WORK TO DO: In the records below, find each line containing the word "قائل" and copy it.

INFORMATION GIVEN:
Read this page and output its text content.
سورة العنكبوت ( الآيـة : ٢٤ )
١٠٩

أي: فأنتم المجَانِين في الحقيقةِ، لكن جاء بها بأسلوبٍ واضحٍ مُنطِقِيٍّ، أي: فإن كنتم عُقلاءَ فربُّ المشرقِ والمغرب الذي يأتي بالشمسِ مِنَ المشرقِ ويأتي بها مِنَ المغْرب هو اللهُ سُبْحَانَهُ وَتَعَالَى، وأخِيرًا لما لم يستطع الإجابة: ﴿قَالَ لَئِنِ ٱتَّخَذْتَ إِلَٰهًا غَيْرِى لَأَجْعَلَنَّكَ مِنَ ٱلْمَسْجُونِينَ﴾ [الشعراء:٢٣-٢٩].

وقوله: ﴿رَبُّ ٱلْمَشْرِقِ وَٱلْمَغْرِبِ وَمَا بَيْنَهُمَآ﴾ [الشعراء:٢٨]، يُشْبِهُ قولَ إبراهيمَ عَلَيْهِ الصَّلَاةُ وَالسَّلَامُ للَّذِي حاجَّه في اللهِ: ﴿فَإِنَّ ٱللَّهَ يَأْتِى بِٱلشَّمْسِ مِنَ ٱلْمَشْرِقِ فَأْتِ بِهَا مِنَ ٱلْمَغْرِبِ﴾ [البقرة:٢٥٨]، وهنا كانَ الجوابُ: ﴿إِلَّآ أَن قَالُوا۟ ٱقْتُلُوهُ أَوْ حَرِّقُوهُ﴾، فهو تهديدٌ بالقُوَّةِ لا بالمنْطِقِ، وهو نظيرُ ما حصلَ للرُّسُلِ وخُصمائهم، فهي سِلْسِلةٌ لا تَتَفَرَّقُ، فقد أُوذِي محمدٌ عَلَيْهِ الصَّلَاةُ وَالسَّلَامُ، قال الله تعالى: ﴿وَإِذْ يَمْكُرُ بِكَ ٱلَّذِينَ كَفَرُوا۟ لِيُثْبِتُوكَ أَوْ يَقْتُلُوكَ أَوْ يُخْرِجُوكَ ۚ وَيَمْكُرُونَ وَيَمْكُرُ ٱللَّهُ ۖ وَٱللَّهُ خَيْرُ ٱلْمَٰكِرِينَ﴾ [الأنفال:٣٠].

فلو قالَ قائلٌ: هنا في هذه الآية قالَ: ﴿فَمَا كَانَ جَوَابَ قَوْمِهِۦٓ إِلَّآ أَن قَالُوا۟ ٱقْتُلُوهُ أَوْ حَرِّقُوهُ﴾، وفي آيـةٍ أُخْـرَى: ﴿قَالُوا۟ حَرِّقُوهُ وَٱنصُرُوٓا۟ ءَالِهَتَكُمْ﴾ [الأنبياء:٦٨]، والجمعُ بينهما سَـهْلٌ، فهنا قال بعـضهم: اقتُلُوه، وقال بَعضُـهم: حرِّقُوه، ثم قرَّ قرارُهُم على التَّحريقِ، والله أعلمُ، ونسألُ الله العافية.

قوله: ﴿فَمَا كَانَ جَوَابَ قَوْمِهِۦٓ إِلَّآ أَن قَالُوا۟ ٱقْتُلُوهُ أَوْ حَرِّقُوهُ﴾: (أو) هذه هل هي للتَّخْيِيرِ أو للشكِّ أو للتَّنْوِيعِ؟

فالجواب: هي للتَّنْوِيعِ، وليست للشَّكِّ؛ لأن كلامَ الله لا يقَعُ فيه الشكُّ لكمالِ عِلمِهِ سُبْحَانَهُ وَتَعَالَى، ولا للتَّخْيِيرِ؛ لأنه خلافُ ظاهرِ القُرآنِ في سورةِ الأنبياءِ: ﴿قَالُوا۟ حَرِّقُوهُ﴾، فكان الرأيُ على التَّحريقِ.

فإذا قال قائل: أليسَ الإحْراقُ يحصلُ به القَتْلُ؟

FINAL RESULT:
فلو قالَ قائلٌ: هنا في هذه الآية قالَ: ﴿فَمَا كَانَ جَوَابَ قَوْمِهِۦٓ إِلَّآ أَن قَالُوا۟ ٱقْتُلُوهُ أَوْ حَرِّقُوهُ﴾، وفي آيـةٍ أُخْـرَى: ﴿قَالُوا۟ حَرِّقُوهُ وَٱنصُرُوٓا۟ ءَالِهَتَكُمْ﴾ [الأنبياء:٦٨]، والجمعُ بينهما سَـهْلٌ، فهنا قال بعـضهم: اقتُلُوه، وقال بَعضُـهم: حرِّقُوه، ثم قرَّ قرارُهُم على التَّحريقِ، والله أعلمُ، ونسألُ الله العافية.
فإذا قال قائل: أليسَ الإحْراقُ يحصلُ به القَتْلُ؟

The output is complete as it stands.